DATA FOR THE TASK:
^^^^

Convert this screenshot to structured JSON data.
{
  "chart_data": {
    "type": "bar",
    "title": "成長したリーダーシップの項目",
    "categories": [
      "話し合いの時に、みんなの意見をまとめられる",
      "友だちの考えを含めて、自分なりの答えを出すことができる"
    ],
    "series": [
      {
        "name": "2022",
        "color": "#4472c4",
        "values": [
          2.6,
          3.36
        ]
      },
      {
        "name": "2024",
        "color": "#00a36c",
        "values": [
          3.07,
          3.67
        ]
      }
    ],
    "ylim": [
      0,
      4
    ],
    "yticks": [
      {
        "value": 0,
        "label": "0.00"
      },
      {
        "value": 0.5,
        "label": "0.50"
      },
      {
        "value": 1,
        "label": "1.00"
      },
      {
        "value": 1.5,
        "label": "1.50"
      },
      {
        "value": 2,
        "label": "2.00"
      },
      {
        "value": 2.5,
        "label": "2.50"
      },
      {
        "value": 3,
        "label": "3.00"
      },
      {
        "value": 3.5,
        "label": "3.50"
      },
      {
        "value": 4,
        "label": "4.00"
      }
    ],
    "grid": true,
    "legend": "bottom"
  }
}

^^^^

WRITTEN EXERCISE: Search the entries for the word "label" and pick out every line that holds it.

RESULT:
        "label": "0.00"
        "label": "0.50"
        "label": "1.00"
        "label": "1.50"
        "label": "2.00"
        "label": "2.50"
        "label": "3.00"
        "label": "3.50"
        "label": "4.00"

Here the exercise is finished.